:: PROVIDED INFORMATION ::

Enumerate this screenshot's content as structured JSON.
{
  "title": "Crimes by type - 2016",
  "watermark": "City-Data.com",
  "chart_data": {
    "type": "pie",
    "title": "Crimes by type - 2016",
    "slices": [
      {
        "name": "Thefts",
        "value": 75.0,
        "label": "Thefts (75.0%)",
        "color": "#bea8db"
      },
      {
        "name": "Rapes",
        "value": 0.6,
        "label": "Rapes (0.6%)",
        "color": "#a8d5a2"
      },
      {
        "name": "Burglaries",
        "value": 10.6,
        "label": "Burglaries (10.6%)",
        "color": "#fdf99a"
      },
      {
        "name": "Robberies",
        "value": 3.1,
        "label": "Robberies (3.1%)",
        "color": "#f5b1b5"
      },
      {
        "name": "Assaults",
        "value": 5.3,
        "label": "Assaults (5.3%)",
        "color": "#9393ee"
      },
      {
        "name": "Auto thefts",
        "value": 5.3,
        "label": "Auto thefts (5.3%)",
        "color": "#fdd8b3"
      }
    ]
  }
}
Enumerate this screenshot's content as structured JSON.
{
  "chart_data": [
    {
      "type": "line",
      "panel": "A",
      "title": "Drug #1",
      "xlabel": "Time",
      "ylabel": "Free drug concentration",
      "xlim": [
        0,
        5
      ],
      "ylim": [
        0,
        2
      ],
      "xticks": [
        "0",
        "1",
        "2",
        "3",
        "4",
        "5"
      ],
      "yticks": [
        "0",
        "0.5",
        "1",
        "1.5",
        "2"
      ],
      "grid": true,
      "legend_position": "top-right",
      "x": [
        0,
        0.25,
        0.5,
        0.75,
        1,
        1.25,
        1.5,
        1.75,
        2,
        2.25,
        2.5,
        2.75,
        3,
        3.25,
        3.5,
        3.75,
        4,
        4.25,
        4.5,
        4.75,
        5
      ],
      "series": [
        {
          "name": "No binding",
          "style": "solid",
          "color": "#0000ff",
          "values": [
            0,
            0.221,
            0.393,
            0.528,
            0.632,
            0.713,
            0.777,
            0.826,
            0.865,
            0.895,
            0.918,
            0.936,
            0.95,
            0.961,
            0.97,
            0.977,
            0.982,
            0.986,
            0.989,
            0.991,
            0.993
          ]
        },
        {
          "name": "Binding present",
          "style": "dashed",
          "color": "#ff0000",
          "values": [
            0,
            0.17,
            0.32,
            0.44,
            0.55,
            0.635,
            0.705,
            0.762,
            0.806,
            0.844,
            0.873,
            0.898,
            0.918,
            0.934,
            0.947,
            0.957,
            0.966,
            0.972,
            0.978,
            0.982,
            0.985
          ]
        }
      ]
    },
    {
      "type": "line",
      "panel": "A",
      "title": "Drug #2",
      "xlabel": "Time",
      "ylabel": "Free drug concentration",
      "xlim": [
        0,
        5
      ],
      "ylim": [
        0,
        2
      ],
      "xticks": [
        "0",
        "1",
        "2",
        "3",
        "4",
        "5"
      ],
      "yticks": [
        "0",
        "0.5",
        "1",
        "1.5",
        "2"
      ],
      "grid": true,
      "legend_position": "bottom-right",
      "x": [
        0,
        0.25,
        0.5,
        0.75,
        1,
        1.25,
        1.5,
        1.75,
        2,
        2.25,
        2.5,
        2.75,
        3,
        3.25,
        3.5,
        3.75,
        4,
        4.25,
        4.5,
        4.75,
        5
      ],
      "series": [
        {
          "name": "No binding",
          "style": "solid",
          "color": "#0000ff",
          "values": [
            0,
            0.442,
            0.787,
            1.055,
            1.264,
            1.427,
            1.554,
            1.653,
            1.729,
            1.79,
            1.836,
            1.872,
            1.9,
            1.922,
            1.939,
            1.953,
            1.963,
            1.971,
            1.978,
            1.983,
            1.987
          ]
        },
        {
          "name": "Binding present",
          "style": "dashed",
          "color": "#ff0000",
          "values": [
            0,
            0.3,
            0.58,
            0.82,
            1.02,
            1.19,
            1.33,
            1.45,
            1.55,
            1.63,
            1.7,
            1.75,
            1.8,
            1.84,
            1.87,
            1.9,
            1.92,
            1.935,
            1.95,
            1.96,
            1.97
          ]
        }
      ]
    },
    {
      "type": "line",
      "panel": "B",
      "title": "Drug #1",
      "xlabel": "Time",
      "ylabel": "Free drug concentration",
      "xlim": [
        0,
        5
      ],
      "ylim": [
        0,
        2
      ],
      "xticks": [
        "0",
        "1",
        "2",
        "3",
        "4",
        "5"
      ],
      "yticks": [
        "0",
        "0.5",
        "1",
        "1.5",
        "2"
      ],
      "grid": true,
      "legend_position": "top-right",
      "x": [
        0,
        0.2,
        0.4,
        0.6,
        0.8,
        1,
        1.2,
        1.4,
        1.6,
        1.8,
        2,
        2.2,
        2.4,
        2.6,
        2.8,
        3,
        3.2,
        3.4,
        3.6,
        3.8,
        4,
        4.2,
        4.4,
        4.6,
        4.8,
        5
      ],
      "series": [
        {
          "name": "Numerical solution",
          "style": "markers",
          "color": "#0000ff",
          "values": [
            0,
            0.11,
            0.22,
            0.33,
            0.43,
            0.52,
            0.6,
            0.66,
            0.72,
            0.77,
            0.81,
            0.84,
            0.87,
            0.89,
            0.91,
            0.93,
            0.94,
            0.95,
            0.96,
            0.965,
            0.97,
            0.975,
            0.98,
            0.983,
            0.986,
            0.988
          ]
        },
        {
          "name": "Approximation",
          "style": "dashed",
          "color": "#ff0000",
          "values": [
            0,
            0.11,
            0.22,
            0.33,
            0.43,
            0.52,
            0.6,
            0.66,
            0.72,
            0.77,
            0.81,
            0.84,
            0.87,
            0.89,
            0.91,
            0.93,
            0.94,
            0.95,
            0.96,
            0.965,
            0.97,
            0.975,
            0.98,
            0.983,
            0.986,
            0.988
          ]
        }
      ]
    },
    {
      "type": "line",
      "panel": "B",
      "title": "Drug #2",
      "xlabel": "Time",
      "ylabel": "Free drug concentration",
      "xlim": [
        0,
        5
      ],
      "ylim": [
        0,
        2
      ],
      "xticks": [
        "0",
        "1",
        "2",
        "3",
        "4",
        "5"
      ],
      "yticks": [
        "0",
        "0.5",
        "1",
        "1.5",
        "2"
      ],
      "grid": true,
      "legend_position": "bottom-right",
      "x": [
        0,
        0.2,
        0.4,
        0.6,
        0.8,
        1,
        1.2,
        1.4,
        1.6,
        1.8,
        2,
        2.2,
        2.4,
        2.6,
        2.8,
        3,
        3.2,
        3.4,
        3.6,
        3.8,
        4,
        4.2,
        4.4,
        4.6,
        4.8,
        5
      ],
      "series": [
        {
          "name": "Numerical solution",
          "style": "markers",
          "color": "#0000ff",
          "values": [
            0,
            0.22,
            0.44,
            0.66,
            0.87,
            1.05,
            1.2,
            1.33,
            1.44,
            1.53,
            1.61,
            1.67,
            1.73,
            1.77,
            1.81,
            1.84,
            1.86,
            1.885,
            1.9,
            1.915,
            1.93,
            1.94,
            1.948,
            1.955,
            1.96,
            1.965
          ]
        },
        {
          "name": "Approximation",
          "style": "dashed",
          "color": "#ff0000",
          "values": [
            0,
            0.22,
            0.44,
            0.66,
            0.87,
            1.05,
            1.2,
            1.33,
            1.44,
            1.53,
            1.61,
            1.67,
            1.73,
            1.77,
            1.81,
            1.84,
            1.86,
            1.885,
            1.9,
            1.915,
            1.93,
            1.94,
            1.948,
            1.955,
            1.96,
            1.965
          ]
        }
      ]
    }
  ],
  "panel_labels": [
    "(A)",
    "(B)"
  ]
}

:::

» YOUR GOAL:
Take the lines above and print them exactly.

» WRITTEN ANSWER:
Enumerate this screenshot's content as structured JSON.
{
  "title": "Crimes by type - 2016",
  "watermark": "City-Data.com",
  "chart_data": {
    "type": "pie",
    "title": "Crimes by type - 2016",
    "slices": [
      {
        "name": "Thefts",
        "value": 75.0,
        "label": "Thefts (75.0%)",
        "color": "#bea8db"
      },
      {
        "name": "Rapes",
        "value": 0.6,
        "label": "Rapes (0.6%)",
        "color": "#a8d5a2"
      },
      {
        "name": "Burglaries",
        "value": 10.6,
        "label": "Burglaries (10.6%)",
        "color": "#fdf99a"
      },
      {
        "name": "Robberies",
        "value": 3.1,
        "label": "Robberies (3.1%)",
        "color": "#f5b1b5"
      },
      {
        "name": "Assaults",
        "value": 5.3,
        "label": "Assaults (5.3%)",
        "color": "#9393ee"
      },
      {
        "name": "Auto thefts",
        "value": 5.3,
        "label": "Auto thefts (5.3%)",
        "color": "#fdd8b3"
      }
    ]
  }
}
Enumerate this screenshot's content as structured JSON.
{
  "chart_data": [
    {
      "type": "line",
      "panel": "A",
      "title": "Drug #1",
      "xlabel": "Time",
      "ylabel": "Free drug concentration",
      "xlim": [
        0,
        5
      ],
      "ylim": [
        0,
        2
      ],
      "xticks": [
        "0",
        "1",
        "2",
        "3",
        "4",
        "5"
      ],
      "yticks": [
        "0",
        "0.5",
        "1",
        "1.5",
        "2"
      ],
      "grid": true,
      "legend_position": "top-right",
      "x": [
        0,
        0.25,
        0.5,
        0.75,
        1,
        1.25,
        1.5,
        1.75,
        2,
        2.25,
        2.5,
        2.75,
        3,
        3.25,
        3.5,
        3.75,
        4,
        4.25,
        4.5,
        4.75,
        5
      ],
      "series": [
        {
          "name": "No binding",
          "style": "solid",
          "color": "#0000ff",
          "values": [
            0,
            0.221,
            0.393,
            0.528,
            0.632,
            0.713,
            0.777,
            0.826,
            0.865,
            0.895,
            0.918,
            0.936,
            0.95,
            0.961,
            0.97,
            0.977,
            0.982,
            0.986,
            0.989,
            0.991,
            0.993
          ]
        },
        {
          "name": "Binding present",
          "style": "dashed",
          "color": "#ff0000",
          "values": [
            0,
            0.17,
            0.32,
            0.44,
            0.55,
            0.635,
            0.705,
            0.762,
            0.806,
            0.844,
            0.873,
            0.898,
            0.918,
            0.934,
            0.947,
            0.957,
            0.966,
            0.972,
            0.978,
            0.982,
            0.985
          ]
        }
      ]
    },
    {
      "type": "line",
      "panel": "A",
      "title": "Drug #2",
      "xlabel": "Time",
      "ylabel": "Free drug concentration",
      "xlim": [
        0,
        5
      ],
      "ylim": [
        0,
        2
      ],
      "xticks": [
        "0",
        "1",
        "2",
        "3",
        "4",
        "5"
      ],
      "yticks": [
        "0",
        "0.5",
        "1",
        "1.5",
        "2"
      ],
      "grid": true,
      "legend_position": "bottom-right",
      "x": [
        0,
        0.25,
        0.5,
        0.75,
        1,
        1.25,
        1.5,
        1.75,
        2,
        2.25,
        2.5,
        2.75,
        3,
        3.25,
        3.5,
        3.75,
        4,
        4.25,
        4.5,
        4.75,
        5
      ],
      "series": [
        {
          "name": "No binding",
          "style": "solid",
          "color": "#0000ff",
          "values": [
            0,
            0.442,
            0.787,
            1.055,
            1.264,
            1.427,
            1.554,
            1.653,
            1.729,
            1.79,
            1.836,
            1.872,
            1.9,
            1.922,
            1.939,
            1.953,
            1.963,
            1.971,
            1.978,
            1.983,
            1.987
          ]
        },
        {
          "name": "Binding present",
          "style": "dashed",
          "color": "#ff0000",
          "values": [
            0,
            0.3,
            0.58,
            0.82,
            1.02,
            1.19,
            1.33,
            1.45,
            1.55,
            1.63,
            1.7,
            1.75,
            1.8,
            1.84,
            1.87,
            1.9,
            1.92,
            1.935,
            1.95,
            1.96,
            1.97
          ]
        }
      ]
    },
    {
      "type": "line",
      "panel": "B",
      "title": "Drug #1",
      "xlabel": "Time",
      "ylabel": "Free drug concentration",
      "xlim": [
        0,
        5
      ],
      "ylim": [
        0,
        2
      ],
      "xticks": [
        "0",
        "1",
        "2",
        "3",
        "4",
        "5"
      ],
      "yticks": [
        "0",
        "0.5",
        "1",
        "1.5",
        "2"
      ],
      "grid": true,
      "legend_position": "top-right",
      "x": [
        0,
        0.2,
        0.4,
        0.6,
        0.8,
        1,
        1.2,
        1.4,
        1.6,
        1.8,
        2,
        2.2,
        2.4,
        2.6,
        2.8,
        3,
        3.2,
        3.4,
        3.6,
        3.8,
        4,
        4.2,
        4.4,
        4.6,
        4.8,
        5
      ],
      "series": [
        {
          "name": "Numerical solution",
          "style": "markers",
          "color": "#0000ff",
          "values": [
            0,
            0.11,
            0.22,
            0.33,
            0.43,
            0.52,
            0.6,
            0.66,
            0.72,
            0.77,
            0.81,
            0.84,
            0.87,
            0.89,
            0.91,
            0.93,
            0.94,
            0.95,
            0.96,
            0.965,
            0.97,
            0.975,
            0.98,
            0.983,
            0.986,
            0.988
          ]
        },
        {
          "name": "Approximation",
          "style": "dashed",
          "color": "#ff0000",
          "values": [
            0,
            0.11,
            0.22,
            0.33,
            0.43,
            0.52,
            0.6,
            0.66,
            0.72,
            0.77,
            0.81,
            0.84,
            0.87,
            0.89,
            0.91,
            0.93,
            0.94,
            0.95,
            0.96,
            0.965,
            0.97,
            0.975,
            0.98,
            0.983,
            0.986,
            0.988
          ]
        }
      ]
    },
    {
      "type": "line",
      "panel": "B",
      "title": "Drug #2",
      "xlabel": "Time",
      "ylabel": "Free drug concentration",
      "xlim": [
        0,
        5
      ],
      "ylim": [
        0,
        2
      ],
      "xticks": [
        "0",
        "1",
        "2",
        "3",
        "4",
        "5"
      ],
      "yticks": [
        "0",
        "0.5",
        "1",
        "1.5",
        "2"
      ],
      "grid": true,
      "legend_position": "bottom-right",
      "x": [
        0,
        0.2,
        0.4,
        0.6,
        0.8,
        1,
        1.2,
        1.4,
        1.6,
        1.8,
        2,
        2.2,
        2.4,
        2.6,
        2.8,
        3,
        3.2,
        3.4,
        3.6,
        3.8,
        4,
        4.2,
        4.4,
        4.6,
        4.8,
        5
      ],
      "series": [
        {
          "name": "Numerical solution",
          "style": "markers",
          "color": "#0000ff",
          "values": [
            0,
            0.22,
            0.44,
            0.66,
            0.87,
            1.05,
            1.2,
            1.33,
            1.44,
            1.53,
            1.61,
            1.67,
            1.73,
            1.77,
            1.81,
            1.84,
            1.86,
            1.885,
            1.9,
            1.915,
            1.93,
            1.94,
            1.948,
            1.955,
            1.96,
            1.965
          ]
        },
        {
          "name": "Approximation",
          "style": "dashed",
          "color": "#ff0000",
          "values": [
            0,
            0.22,
            0.44,
            0.66,
            0.87,
            1.05,
            1.2,
            1.33,
            1.44,
            1.53,
            1.61,
            1.67,
            1.73,
            1.77,
            1.81,
            1.84,
            1.86,
            1.885,
            1.9,
            1.915,
            1.93,
            1.94,
            1.948,
            1.955,
            1.96,
            1.965
          ]
        }
      ]
    }
  ],
  "panel_labels": [
    "(A)",
    "(B)"
  ]
}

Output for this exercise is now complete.